Texte à lire =
━━━━━━━━━━
***L'Union européenne en passe de rater sa sortie de crise, par Frédéric Lemaître :
Malgré sa marginalisation à Copenhague, l'année 2010 ne commence pas forcément sous de mauvais auspices pour l'Union européenne, notamment la zone euro. Les Etats-Unis ? Moins d'un an après son arrivée au pouvoir, Barack Obama semble avoir épuisé une partie de son crédit dans l'adoption ô combien laborieuse de sa réforme de la santé. Sur le plan international, son aura a pâli en raison de son manque d'ambition à Copenhague.
Le chômage continue de monter, la gauche démocrate lui reproche ses concessions à Wall Street et sur le plan financier, rien n'est réglé. Certes, les banques renouent avec les profits mais le déficit public est tel que certains gros investisseurs menacent de ne plus financer la dette américaine. La britannique non plus d'ailleurs. Une dégradation de la note de ces deux pays et donc un renchérissement du coût du crédit n'est plus une hypothèse absurde.
━━━━━━━━━━
Lignes fournies =
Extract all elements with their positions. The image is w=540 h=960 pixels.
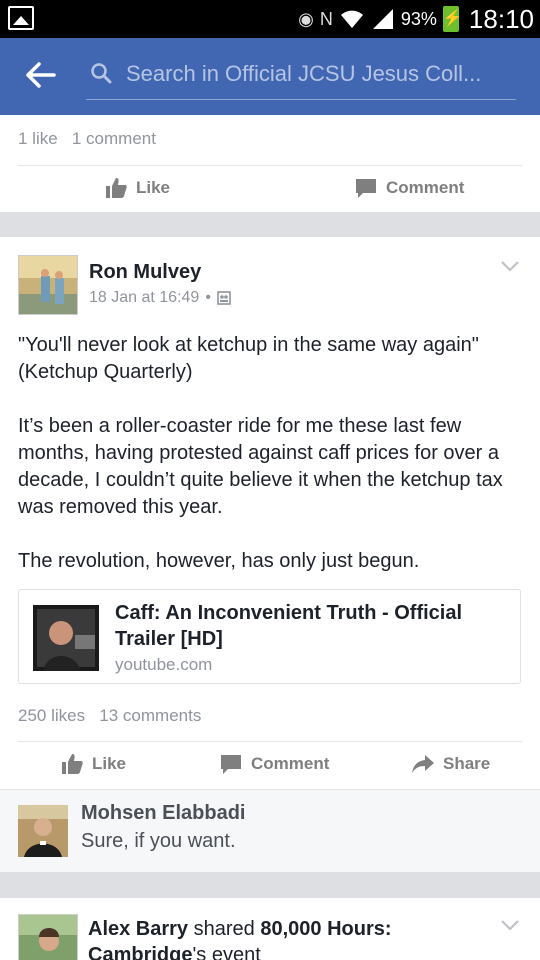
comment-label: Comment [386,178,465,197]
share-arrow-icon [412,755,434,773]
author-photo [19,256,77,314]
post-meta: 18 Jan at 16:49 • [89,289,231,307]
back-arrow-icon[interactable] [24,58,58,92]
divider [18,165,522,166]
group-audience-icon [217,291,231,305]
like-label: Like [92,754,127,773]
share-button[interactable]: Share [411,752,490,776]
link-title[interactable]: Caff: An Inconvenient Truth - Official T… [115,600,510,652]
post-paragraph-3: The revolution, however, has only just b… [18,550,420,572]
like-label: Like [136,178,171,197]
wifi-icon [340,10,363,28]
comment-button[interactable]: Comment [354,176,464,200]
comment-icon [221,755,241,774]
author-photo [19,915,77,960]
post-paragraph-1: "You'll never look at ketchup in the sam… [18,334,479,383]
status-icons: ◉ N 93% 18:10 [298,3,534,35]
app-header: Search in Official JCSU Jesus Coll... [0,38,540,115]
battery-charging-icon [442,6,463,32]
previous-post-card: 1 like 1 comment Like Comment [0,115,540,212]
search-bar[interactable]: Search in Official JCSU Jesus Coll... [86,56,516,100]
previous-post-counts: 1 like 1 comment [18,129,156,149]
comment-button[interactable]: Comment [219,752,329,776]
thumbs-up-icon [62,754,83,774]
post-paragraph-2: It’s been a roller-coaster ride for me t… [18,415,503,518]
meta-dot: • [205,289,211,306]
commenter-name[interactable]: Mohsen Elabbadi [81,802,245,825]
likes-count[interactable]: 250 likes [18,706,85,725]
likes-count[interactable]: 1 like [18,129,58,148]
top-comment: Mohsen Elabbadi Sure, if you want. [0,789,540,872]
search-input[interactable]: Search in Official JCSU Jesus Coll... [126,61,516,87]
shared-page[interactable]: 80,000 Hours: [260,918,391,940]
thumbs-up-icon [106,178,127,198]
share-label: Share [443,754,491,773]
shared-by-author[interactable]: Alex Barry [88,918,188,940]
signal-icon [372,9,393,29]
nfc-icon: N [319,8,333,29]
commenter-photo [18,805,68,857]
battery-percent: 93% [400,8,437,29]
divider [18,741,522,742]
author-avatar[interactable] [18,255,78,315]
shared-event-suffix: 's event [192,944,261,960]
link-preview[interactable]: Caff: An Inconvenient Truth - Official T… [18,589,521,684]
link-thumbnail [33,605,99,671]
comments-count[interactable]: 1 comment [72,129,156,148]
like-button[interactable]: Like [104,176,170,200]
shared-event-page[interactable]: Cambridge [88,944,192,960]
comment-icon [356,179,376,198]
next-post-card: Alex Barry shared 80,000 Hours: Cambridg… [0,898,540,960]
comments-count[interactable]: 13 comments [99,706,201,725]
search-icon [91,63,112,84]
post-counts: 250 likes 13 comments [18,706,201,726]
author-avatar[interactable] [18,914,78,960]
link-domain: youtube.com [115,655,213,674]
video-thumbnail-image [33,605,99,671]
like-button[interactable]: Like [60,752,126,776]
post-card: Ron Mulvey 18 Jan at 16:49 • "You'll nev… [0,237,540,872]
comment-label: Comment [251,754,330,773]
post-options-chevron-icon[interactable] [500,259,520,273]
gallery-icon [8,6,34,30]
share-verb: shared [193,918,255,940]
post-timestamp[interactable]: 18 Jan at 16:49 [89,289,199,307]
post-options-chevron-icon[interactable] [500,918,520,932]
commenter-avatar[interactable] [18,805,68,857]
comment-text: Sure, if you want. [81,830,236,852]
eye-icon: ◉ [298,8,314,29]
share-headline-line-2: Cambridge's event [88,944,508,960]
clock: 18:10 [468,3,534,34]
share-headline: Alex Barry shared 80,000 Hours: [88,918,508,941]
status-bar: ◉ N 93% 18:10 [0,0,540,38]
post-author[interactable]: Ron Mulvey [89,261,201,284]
━━━━━━━━━━
Tâches à réaliser =
1. D'après le texte sur l'Union européenne, quelle réforme Barack Obama a-t-il fait adopter de manière laborieuse ?
2. Prolongez le texte sur l'Union européenne après sa dernière phrase.

Résultats dans l'ordre =
1. Sa réforme de la santé.

2.
La Chine ? Bien sûr, son insolente santé économique fait d'elle davantage qu'un partenaire : une véritable planche de salut de l'économie mondiale. Mais son arrogance effraie autant que son dynamisme attire. Surtout, les Occidentaux perçoivent d'importantes discussions au sommet entre les partisans de la poursuite du modèle actuel - yuan faible, exportations massives - et ceux qui, conscients de sa non-durabilité, prônent un développement centré sur la consommation.
Alors que le Japon s'enfonce dans la crise, que l'Inde reste protectionniste, que le Brésil prépare l'après-Lula - la polémique sur les Rafale le prouve - et que la Russie n'a toujours pas tiré les enseignements de son effondrement spectaculaire en 2009 (- 9 % de croissance), l'Europe ne manque pas d'atouts. Politiquement, les affres du traité de Lisbonne appartiennent au passé. Le président de l'Union européenne (UE) est en place.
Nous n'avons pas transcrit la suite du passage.